__TO DO__: Using the entries that follow, collect the lines where the word "штучного" appears.
++++++++++++++++++++
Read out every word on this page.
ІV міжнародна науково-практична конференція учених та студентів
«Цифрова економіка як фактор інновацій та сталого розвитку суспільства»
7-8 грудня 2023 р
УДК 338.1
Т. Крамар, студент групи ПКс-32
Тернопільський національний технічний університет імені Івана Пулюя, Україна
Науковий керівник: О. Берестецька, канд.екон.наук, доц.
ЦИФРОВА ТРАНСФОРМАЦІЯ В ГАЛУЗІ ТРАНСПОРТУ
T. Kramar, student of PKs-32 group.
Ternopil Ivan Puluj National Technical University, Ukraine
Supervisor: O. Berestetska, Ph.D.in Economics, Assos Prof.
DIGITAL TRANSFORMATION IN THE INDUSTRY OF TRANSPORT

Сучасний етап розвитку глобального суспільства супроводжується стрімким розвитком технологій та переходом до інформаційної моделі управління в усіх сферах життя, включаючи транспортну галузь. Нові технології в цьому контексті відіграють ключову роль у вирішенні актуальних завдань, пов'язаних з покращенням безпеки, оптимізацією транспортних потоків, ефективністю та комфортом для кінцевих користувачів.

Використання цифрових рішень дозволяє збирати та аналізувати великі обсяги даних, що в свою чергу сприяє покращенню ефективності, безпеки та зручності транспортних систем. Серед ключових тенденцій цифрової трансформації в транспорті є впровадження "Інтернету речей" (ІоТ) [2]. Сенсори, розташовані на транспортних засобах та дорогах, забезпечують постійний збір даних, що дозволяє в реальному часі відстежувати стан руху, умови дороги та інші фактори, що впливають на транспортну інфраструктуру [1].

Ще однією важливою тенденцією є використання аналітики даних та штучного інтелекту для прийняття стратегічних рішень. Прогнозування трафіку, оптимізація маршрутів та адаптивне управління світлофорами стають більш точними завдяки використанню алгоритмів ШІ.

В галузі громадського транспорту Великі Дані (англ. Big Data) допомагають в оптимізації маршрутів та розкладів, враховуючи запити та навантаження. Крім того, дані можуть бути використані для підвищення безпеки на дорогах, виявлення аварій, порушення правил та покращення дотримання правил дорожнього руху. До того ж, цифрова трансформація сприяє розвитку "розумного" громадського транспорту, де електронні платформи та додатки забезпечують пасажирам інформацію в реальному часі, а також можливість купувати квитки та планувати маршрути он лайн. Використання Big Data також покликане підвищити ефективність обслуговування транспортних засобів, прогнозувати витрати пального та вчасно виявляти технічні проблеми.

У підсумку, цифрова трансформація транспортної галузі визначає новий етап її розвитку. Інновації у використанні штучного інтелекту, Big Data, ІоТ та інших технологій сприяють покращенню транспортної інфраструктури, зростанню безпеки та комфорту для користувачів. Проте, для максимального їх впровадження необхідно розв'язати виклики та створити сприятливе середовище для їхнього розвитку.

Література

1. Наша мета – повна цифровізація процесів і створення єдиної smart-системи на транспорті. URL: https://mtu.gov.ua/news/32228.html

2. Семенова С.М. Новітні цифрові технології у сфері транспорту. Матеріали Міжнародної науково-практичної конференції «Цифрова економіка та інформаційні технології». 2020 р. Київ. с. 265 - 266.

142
++++++++++++++++++++
__ANSWER__:
Ще однією важливою тенденцією є використання аналітики даних та штучного інтелекту для прийняття стратегічних рішень. Прогнозування трафіку, оптимізація маршрутів та адаптивне управління світлофорами стають більш точними завдяки використанню алгоритмів ШІ.
У підсумку, цифрова трансформація транспортної галузі визначає новий етап її розвитку. Інновації у використанні штучного інтелекту, Big Data, ІоТ та інших технологій сприяють покращенню транспортної інфраструктури, зростанню безпеки та комфорту для користувачів. Проте, для максимального їх впровадження необхідно розв'язати виклики та створити сприятливе середовище для їхнього розвитку.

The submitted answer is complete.